-- start --

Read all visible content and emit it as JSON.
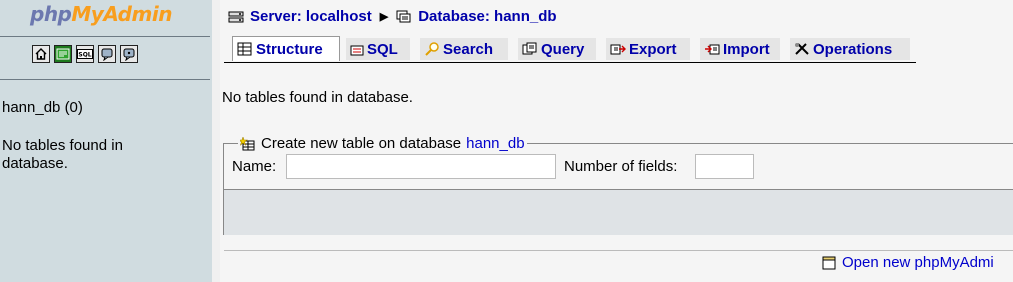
{
  "left": {
    "logo_php": "php",
    "logo_rest": "MyAdmin",
    "icons": [
      "home-icon",
      "query-window-icon",
      "sql-icon",
      "documentation-icon",
      "help-icon"
    ],
    "db_name": "hann_db (0)",
    "message": "No tables found in database."
  },
  "breadcrumb": {
    "server": "Server: localhost",
    "database": "Database: hann_db"
  },
  "tabs": [
    {
      "label": "Structure",
      "icon": "structure-icon",
      "active": true
    },
    {
      "label": "SQL",
      "icon": "sql-icon",
      "active": false
    },
    {
      "label": "Search",
      "icon": "search-icon",
      "active": false
    },
    {
      "label": "Query",
      "icon": "query-icon",
      "active": false
    },
    {
      "label": "Export",
      "icon": "export-icon",
      "active": false
    },
    {
      "label": "Import",
      "icon": "import-icon",
      "active": false
    },
    {
      "label": "Operations",
      "icon": "operations-icon",
      "active": false
    }
  ],
  "main": {
    "message": "No tables found in database.",
    "create_legend_prefix": "Create new table on database",
    "create_legend_db": "hann_db",
    "name_label": "Name:",
    "name_value": "",
    "fields_label": "Number of fields:",
    "fields_value": "",
    "open_new_link": "Open new phpMyAdmi"
  },
  "colors": {
    "left_bg": "#d0dce0",
    "link": "#0000aa",
    "page_bg": "#f5f5f5"
  }
}
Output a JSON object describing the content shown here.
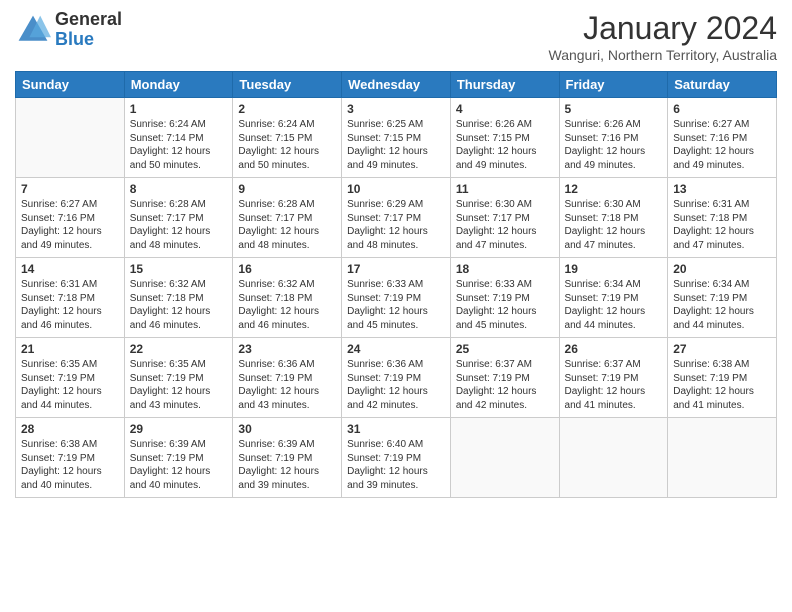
{
  "logo": {
    "general": "General",
    "blue": "Blue"
  },
  "title": "January 2024",
  "subtitle": "Wanguri, Northern Territory, Australia",
  "days_of_week": [
    "Sunday",
    "Monday",
    "Tuesday",
    "Wednesday",
    "Thursday",
    "Friday",
    "Saturday"
  ],
  "weeks": [
    [
      {
        "day": "",
        "empty": true
      },
      {
        "day": "1",
        "sunrise": "6:24 AM",
        "sunset": "7:14 PM",
        "daylight": "12 hours and 50 minutes."
      },
      {
        "day": "2",
        "sunrise": "6:24 AM",
        "sunset": "7:15 PM",
        "daylight": "12 hours and 50 minutes."
      },
      {
        "day": "3",
        "sunrise": "6:25 AM",
        "sunset": "7:15 PM",
        "daylight": "12 hours and 49 minutes."
      },
      {
        "day": "4",
        "sunrise": "6:26 AM",
        "sunset": "7:15 PM",
        "daylight": "12 hours and 49 minutes."
      },
      {
        "day": "5",
        "sunrise": "6:26 AM",
        "sunset": "7:16 PM",
        "daylight": "12 hours and 49 minutes."
      },
      {
        "day": "6",
        "sunrise": "6:27 AM",
        "sunset": "7:16 PM",
        "daylight": "12 hours and 49 minutes."
      }
    ],
    [
      {
        "day": "7",
        "sunrise": "6:27 AM",
        "sunset": "7:16 PM",
        "daylight": "12 hours and 49 minutes."
      },
      {
        "day": "8",
        "sunrise": "6:28 AM",
        "sunset": "7:17 PM",
        "daylight": "12 hours and 48 minutes."
      },
      {
        "day": "9",
        "sunrise": "6:28 AM",
        "sunset": "7:17 PM",
        "daylight": "12 hours and 48 minutes."
      },
      {
        "day": "10",
        "sunrise": "6:29 AM",
        "sunset": "7:17 PM",
        "daylight": "12 hours and 48 minutes."
      },
      {
        "day": "11",
        "sunrise": "6:30 AM",
        "sunset": "7:17 PM",
        "daylight": "12 hours and 47 minutes."
      },
      {
        "day": "12",
        "sunrise": "6:30 AM",
        "sunset": "7:18 PM",
        "daylight": "12 hours and 47 minutes."
      },
      {
        "day": "13",
        "sunrise": "6:31 AM",
        "sunset": "7:18 PM",
        "daylight": "12 hours and 47 minutes."
      }
    ],
    [
      {
        "day": "14",
        "sunrise": "6:31 AM",
        "sunset": "7:18 PM",
        "daylight": "12 hours and 46 minutes."
      },
      {
        "day": "15",
        "sunrise": "6:32 AM",
        "sunset": "7:18 PM",
        "daylight": "12 hours and 46 minutes."
      },
      {
        "day": "16",
        "sunrise": "6:32 AM",
        "sunset": "7:18 PM",
        "daylight": "12 hours and 46 minutes."
      },
      {
        "day": "17",
        "sunrise": "6:33 AM",
        "sunset": "7:19 PM",
        "daylight": "12 hours and 45 minutes."
      },
      {
        "day": "18",
        "sunrise": "6:33 AM",
        "sunset": "7:19 PM",
        "daylight": "12 hours and 45 minutes."
      },
      {
        "day": "19",
        "sunrise": "6:34 AM",
        "sunset": "7:19 PM",
        "daylight": "12 hours and 44 minutes."
      },
      {
        "day": "20",
        "sunrise": "6:34 AM",
        "sunset": "7:19 PM",
        "daylight": "12 hours and 44 minutes."
      }
    ],
    [
      {
        "day": "21",
        "sunrise": "6:35 AM",
        "sunset": "7:19 PM",
        "daylight": "12 hours and 44 minutes."
      },
      {
        "day": "22",
        "sunrise": "6:35 AM",
        "sunset": "7:19 PM",
        "daylight": "12 hours and 43 minutes."
      },
      {
        "day": "23",
        "sunrise": "6:36 AM",
        "sunset": "7:19 PM",
        "daylight": "12 hours and 43 minutes."
      },
      {
        "day": "24",
        "sunrise": "6:36 AM",
        "sunset": "7:19 PM",
        "daylight": "12 hours and 42 minutes."
      },
      {
        "day": "25",
        "sunrise": "6:37 AM",
        "sunset": "7:19 PM",
        "daylight": "12 hours and 42 minutes."
      },
      {
        "day": "26",
        "sunrise": "6:37 AM",
        "sunset": "7:19 PM",
        "daylight": "12 hours and 41 minutes."
      },
      {
        "day": "27",
        "sunrise": "6:38 AM",
        "sunset": "7:19 PM",
        "daylight": "12 hours and 41 minutes."
      }
    ],
    [
      {
        "day": "28",
        "sunrise": "6:38 AM",
        "sunset": "7:19 PM",
        "daylight": "12 hours and 40 minutes."
      },
      {
        "day": "29",
        "sunrise": "6:39 AM",
        "sunset": "7:19 PM",
        "daylight": "12 hours and 40 minutes."
      },
      {
        "day": "30",
        "sunrise": "6:39 AM",
        "sunset": "7:19 PM",
        "daylight": "12 hours and 39 minutes."
      },
      {
        "day": "31",
        "sunrise": "6:40 AM",
        "sunset": "7:19 PM",
        "daylight": "12 hours and 39 minutes."
      },
      {
        "day": "",
        "empty": true
      },
      {
        "day": "",
        "empty": true
      },
      {
        "day": "",
        "empty": true
      }
    ]
  ],
  "labels": {
    "sunrise": "Sunrise:",
    "sunset": "Sunset:",
    "daylight": "Daylight:"
  }
}
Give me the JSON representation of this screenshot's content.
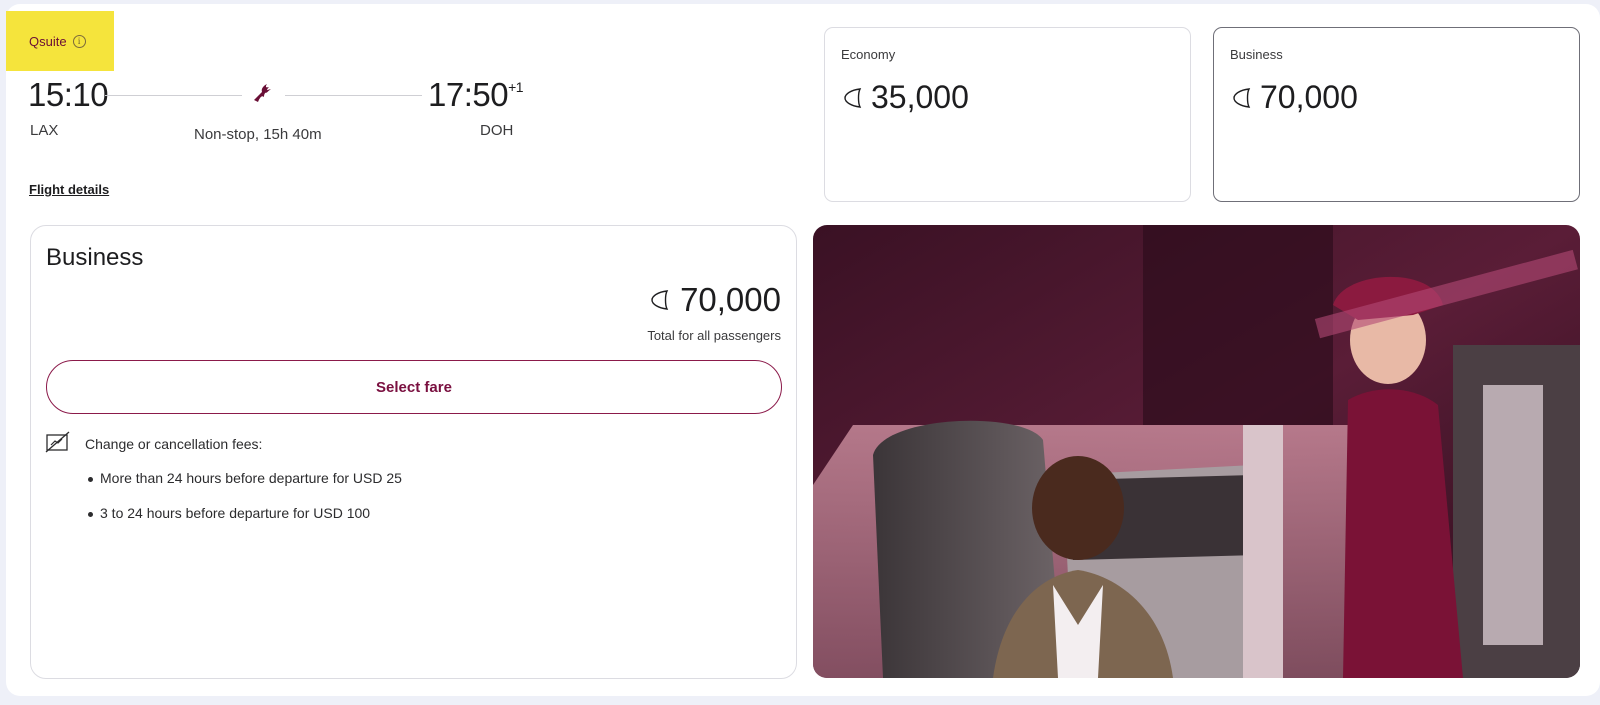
{
  "tag": {
    "label": "Qsuite",
    "info_icon": "info-circle-icon"
  },
  "flight": {
    "departure_time": "15:10",
    "arrival_time": "17:50",
    "arrival_day_offset": "+1",
    "origin": "LAX",
    "destination": "DOH",
    "duration": "Non-stop, 15h 40m",
    "airline_icon": "oryx-logo-icon",
    "details_link": "Flight details"
  },
  "fares": [
    {
      "label": "Economy",
      "value": "35,000",
      "selected": false
    },
    {
      "label": "Business",
      "value": "70,000",
      "selected": true
    }
  ],
  "panel": {
    "title": "Business",
    "price": "70,000",
    "price_note": "Total for all passengers",
    "select_label": "Select fare",
    "fees_title": "Change or cancellation fees:",
    "fees": [
      "More than 24 hours before departure for USD 25",
      "3 to 24 hours before departure for USD 100"
    ]
  },
  "colors": {
    "brand": "#7a1040",
    "tag_bg": "#f5e43c",
    "page_bg": "#eef0f8"
  }
}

-- end --

EXERCISE >> List all lines holding the string "content".

TASK OUTPUT >>
Read all visible content and emit it as JSON.
Output a JSON object describing the content shown here.
Give me the JSON representation of this screenshot's content.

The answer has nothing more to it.